◆ **Stored records**

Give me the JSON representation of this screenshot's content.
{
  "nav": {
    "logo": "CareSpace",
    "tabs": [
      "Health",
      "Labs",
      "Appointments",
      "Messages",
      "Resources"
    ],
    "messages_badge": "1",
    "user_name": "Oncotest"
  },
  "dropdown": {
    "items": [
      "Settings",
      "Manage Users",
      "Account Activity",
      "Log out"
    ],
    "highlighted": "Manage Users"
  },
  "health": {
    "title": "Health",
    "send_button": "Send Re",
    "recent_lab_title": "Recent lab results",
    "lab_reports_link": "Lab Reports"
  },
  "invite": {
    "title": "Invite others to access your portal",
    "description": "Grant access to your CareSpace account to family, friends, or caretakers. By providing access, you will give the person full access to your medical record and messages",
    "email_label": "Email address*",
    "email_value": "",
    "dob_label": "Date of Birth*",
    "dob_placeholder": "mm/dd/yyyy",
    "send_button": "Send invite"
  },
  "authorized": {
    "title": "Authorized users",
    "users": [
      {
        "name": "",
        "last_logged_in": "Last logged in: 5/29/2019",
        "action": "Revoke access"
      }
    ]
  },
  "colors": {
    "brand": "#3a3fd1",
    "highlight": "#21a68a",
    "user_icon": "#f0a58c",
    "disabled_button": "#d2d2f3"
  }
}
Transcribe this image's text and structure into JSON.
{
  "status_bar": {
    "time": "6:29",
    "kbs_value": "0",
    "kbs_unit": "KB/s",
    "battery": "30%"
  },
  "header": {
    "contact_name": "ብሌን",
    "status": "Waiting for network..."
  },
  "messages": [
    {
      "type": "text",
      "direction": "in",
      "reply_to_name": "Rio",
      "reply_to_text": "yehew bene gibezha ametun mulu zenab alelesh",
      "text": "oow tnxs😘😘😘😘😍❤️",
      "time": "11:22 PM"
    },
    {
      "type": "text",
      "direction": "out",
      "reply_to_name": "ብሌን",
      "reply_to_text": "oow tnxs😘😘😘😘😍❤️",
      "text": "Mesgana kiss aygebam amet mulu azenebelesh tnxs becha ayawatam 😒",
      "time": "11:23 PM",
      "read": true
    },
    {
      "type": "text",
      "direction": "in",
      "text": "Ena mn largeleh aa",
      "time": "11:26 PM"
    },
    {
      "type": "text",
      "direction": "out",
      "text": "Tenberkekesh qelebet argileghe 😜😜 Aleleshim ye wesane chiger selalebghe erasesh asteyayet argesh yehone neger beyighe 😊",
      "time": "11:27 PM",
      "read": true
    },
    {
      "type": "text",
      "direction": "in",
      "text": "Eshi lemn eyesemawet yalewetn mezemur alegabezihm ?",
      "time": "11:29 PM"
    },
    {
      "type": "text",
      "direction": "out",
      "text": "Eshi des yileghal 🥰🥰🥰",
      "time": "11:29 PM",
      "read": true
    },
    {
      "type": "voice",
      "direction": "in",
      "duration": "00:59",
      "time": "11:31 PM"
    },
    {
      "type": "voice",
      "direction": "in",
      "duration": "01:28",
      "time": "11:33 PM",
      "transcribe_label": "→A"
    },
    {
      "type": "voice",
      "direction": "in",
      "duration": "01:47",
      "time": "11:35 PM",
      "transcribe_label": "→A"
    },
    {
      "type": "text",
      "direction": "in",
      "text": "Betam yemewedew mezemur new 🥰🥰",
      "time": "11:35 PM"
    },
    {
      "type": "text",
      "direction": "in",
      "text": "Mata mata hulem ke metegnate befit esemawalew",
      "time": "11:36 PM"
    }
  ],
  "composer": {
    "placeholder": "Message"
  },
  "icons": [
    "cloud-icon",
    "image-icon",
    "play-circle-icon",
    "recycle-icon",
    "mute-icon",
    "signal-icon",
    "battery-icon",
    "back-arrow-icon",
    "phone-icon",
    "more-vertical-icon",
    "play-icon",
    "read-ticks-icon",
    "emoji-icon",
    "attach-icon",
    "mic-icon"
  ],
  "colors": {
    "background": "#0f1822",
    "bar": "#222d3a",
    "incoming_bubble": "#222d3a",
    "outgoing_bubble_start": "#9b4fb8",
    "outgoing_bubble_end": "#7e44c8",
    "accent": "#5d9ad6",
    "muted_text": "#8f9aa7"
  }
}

◆ **What you are asked to do**
Repeat the listing above without any change.

◆ **Result for this task**
Give me the JSON representation of this screenshot's content.
{
  "nav": {
    "logo": "CareSpace",
    "tabs": [
      "Health",
      "Labs",
      "Appointments",
      "Messages",
      "Resources"
    ],
    "messages_badge": "1",
    "user_name": "Oncotest"
  },
  "dropdown": {
    "items": [
      "Settings",
      "Manage Users",
      "Account Activity",
      "Log out"
    ],
    "highlighted": "Manage Users"
  },
  "health": {
    "title": "Health",
    "send_button": "Send Re",
    "recent_lab_title": "Recent lab results",
    "lab_reports_link": "Lab Reports"
  },
  "invite": {
    "title": "Invite others to access your portal",
    "description": "Grant access to your CareSpace account to family, friends, or caretakers. By providing access, you will give the person full access to your medical record and messages",
    "email_label": "Email address*",
    "email_value": "",
    "dob_label": "Date of Birth*",
    "dob_placeholder": "mm/dd/yyyy",
    "send_button": "Send invite"
  },
  "authorized": {
    "title": "Authorized users",
    "users": [
      {
        "name": "",
        "last_logged_in": "Last logged in: 5/29/2019",
        "action": "Revoke access"
      }
    ]
  },
  "colors": {
    "brand": "#3a3fd1",
    "highlight": "#21a68a",
    "user_icon": "#f0a58c",
    "disabled_button": "#d2d2f3"
  }
}
Transcribe this image's text and structure into JSON.
{
  "status_bar": {
    "time": "6:29",
    "kbs_value": "0",
    "kbs_unit": "KB/s",
    "battery": "30%"
  },
  "header": {
    "contact_name": "ብሌን",
    "status": "Waiting for network..."
  },
  "messages": [
    {
      "type": "text",
      "direction": "in",
      "reply_to_name": "Rio",
      "reply_to_text": "yehew bene gibezha ametun mulu zenab alelesh",
      "text": "oow tnxs😘😘😘😘😍❤️",
      "time": "11:22 PM"
    },
    {
      "type": "text",
      "direction": "out",
      "reply_to_name": "ብሌን",
      "reply_to_text": "oow tnxs😘😘😘😘😍❤️",
      "text": "Mesgana kiss aygebam amet mulu azenebelesh tnxs becha ayawatam 😒",
      "time": "11:23 PM",
      "read": true
    },
    {
      "type": "text",
      "direction": "in",
      "text": "Ena mn largeleh aa",
      "time": "11:26 PM"
    },
    {
      "type": "text",
      "direction": "out",
      "text": "Tenberkekesh qelebet argileghe 😜😜 Aleleshim ye wesane chiger selalebghe erasesh asteyayet argesh yehone neger beyighe 😊",
      "time": "11:27 PM",
      "read": true
    },
    {
      "type": "text",
      "direction": "in",
      "text": "Eshi lemn eyesemawet yalewetn mezemur alegabezihm ?",
      "time": "11:29 PM"
    },
    {
      "type": "text",
      "direction": "out",
      "text": "Eshi des yileghal 🥰🥰🥰",
      "time": "11:29 PM",
      "read": true
    },
    {
      "type": "voice",
      "direction": "in",
      "duration": "00:59",
      "time": "11:31 PM"
    },
    {
      "type": "voice",
      "direction": "in",
      "duration": "01:28",
      "time": "11:33 PM",
      "transcribe_label": "→A"
    },
    {
      "type": "voice",
      "direction": "in",
      "duration": "01:47",
      "time": "11:35 PM",
      "transcribe_label": "→A"
    },
    {
      "type": "text",
      "direction": "in",
      "text": "Betam yemewedew mezemur new 🥰🥰",
      "time": "11:35 PM"
    },
    {
      "type": "text",
      "direction": "in",
      "text": "Mata mata hulem ke metegnate befit esemawalew",
      "time": "11:36 PM"
    }
  ],
  "composer": {
    "placeholder": "Message"
  },
  "icons": [
    "cloud-icon",
    "image-icon",
    "play-circle-icon",
    "recycle-icon",
    "mute-icon",
    "signal-icon",
    "battery-icon",
    "back-arrow-icon",
    "phone-icon",
    "more-vertical-icon",
    "play-icon",
    "read-ticks-icon",
    "emoji-icon",
    "attach-icon",
    "mic-icon"
  ],
  "colors": {
    "background": "#0f1822",
    "bar": "#222d3a",
    "incoming_bubble": "#222d3a",
    "outgoing_bubble_start": "#9b4fb8",
    "outgoing_bubble_end": "#7e44c8",
    "accent": "#5d9ad6",
    "muted_text": "#8f9aa7"
  }
}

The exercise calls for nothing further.